Quote the listing below in its entirety.

+-------+

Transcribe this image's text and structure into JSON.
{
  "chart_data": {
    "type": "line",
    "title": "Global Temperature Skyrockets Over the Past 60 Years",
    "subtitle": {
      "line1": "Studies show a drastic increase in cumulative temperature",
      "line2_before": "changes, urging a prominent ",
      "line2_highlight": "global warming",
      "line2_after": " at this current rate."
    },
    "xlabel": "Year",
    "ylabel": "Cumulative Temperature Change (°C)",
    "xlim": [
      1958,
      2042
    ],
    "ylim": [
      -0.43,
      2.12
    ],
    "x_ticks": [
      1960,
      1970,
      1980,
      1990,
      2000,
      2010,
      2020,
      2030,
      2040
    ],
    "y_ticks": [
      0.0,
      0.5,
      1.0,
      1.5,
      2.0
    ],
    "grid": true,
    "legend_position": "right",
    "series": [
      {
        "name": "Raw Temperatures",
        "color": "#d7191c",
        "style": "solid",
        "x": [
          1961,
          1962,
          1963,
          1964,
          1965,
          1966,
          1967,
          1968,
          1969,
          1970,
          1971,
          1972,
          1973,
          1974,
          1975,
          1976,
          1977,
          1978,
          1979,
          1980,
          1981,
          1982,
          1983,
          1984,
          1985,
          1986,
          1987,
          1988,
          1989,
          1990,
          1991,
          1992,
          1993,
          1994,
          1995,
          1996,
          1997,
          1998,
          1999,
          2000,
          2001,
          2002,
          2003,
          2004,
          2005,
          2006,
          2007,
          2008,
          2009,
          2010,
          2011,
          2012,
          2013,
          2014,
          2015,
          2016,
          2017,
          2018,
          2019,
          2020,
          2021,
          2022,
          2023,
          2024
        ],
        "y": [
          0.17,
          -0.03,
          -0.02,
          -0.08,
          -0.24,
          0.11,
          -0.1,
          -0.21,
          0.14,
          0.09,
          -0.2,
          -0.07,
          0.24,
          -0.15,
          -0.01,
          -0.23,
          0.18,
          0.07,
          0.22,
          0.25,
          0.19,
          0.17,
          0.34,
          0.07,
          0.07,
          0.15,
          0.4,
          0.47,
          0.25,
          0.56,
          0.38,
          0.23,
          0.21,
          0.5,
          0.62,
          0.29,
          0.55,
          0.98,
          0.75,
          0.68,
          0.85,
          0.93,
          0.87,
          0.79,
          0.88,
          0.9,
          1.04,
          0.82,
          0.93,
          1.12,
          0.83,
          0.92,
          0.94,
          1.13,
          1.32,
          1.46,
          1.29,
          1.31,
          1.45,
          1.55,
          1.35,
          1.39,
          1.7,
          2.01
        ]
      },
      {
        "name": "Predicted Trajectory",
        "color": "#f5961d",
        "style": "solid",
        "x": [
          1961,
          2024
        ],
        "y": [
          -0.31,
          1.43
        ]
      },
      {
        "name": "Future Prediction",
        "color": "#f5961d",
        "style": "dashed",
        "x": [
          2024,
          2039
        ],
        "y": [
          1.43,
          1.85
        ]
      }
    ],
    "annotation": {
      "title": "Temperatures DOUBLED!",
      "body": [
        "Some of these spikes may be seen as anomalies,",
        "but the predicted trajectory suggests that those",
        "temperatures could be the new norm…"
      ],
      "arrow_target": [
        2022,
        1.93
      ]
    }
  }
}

+-------+

**Correct answer**
Transcribe this image's text and structure into JSON.
{
  "chart_data": {
    "type": "line",
    "title": "Global Temperature Skyrockets Over the Past 60 Years",
    "subtitle": {
      "line1": "Studies show a drastic increase in cumulative temperature",
      "line2_before": "changes, urging a prominent ",
      "line2_highlight": "global warming",
      "line2_after": " at this current rate."
    },
    "xlabel": "Year",
    "ylabel": "Cumulative Temperature Change (°C)",
    "xlim": [
      1958,
      2042
    ],
    "ylim": [
      -0.43,
      2.12
    ],
    "x_ticks": [
      1960,
      1970,
      1980,
      1990,
      2000,
      2010,
      2020,
      2030,
      2040
    ],
    "y_ticks": [
      0.0,
      0.5,
      1.0,
      1.5,
      2.0
    ],
    "grid": true,
    "legend_position": "right",
    "series": [
      {
        "name": "Raw Temperatures",
        "color": "#d7191c",
        "style": "solid",
        "x": [
          1961,
          1962,
          1963,
          1964,
          1965,
          1966,
          1967,
          1968,
          1969,
          1970,
          1971,
          1972,
          1973,
          1974,
          1975,
          1976,
          1977,
          1978,
          1979,
          1980,
          1981,
          1982,
          1983,
          1984,
          1985,
          1986,
          1987,
          1988,
          1989,
          1990,
          1991,
          1992,
          1993,
          1994,
          1995,
          1996,
          1997,
          1998,
          1999,
          2000,
          2001,
          2002,
          2003,
          2004,
          2005,
          2006,
          2007,
          2008,
          2009,
          2010,
          2011,
          2012,
          2013,
          2014,
          2015,
          2016,
          2017,
          2018,
          2019,
          2020,
          2021,
          2022,
          2023,
          2024
        ],
        "y": [
          0.17,
          -0.03,
          -0.02,
          -0.08,
          -0.24,
          0.11,
          -0.1,
          -0.21,
          0.14,
          0.09,
          -0.2,
          -0.07,
          0.24,
          -0.15,
          -0.01,
          -0.23,
          0.18,
          0.07,
          0.22,
          0.25,
          0.19,
          0.17,
          0.34,
          0.07,
          0.07,
          0.15,
          0.4,
          0.47,
          0.25,
          0.56,
          0.38,
          0.23,
          0.21,
          0.5,
          0.62,
          0.29,
          0.55,
          0.98,
          0.75,
          0.68,
          0.85,
          0.93,
          0.87,
          0.79,
          0.88,
          0.9,
          1.04,
          0.82,
          0.93,
          1.12,
          0.83,
          0.92,
          0.94,
          1.13,
          1.32,
          1.46,
          1.29,
          1.31,
          1.45,
          1.55,
          1.35,
          1.39,
          1.7,
          2.01
        ]
      },
      {
        "name": "Predicted Trajectory",
        "color": "#f5961d",
        "style": "solid",
        "x": [
          1961,
          2024
        ],
        "y": [
          -0.31,
          1.43
        ]
      },
      {
        "name": "Future Prediction",
        "color": "#f5961d",
        "style": "dashed",
        "x": [
          2024,
          2039
        ],
        "y": [
          1.43,
          1.85
        ]
      }
    ],
    "annotation": {
      "title": "Temperatures DOUBLED!",
      "body": [
        "Some of these spikes may be seen as anomalies,",
        "but the predicted trajectory suggests that those",
        "temperatures could be the new norm…"
      ],
      "arrow_target": [
        2022,
        1.93
      ]
    }
  }
}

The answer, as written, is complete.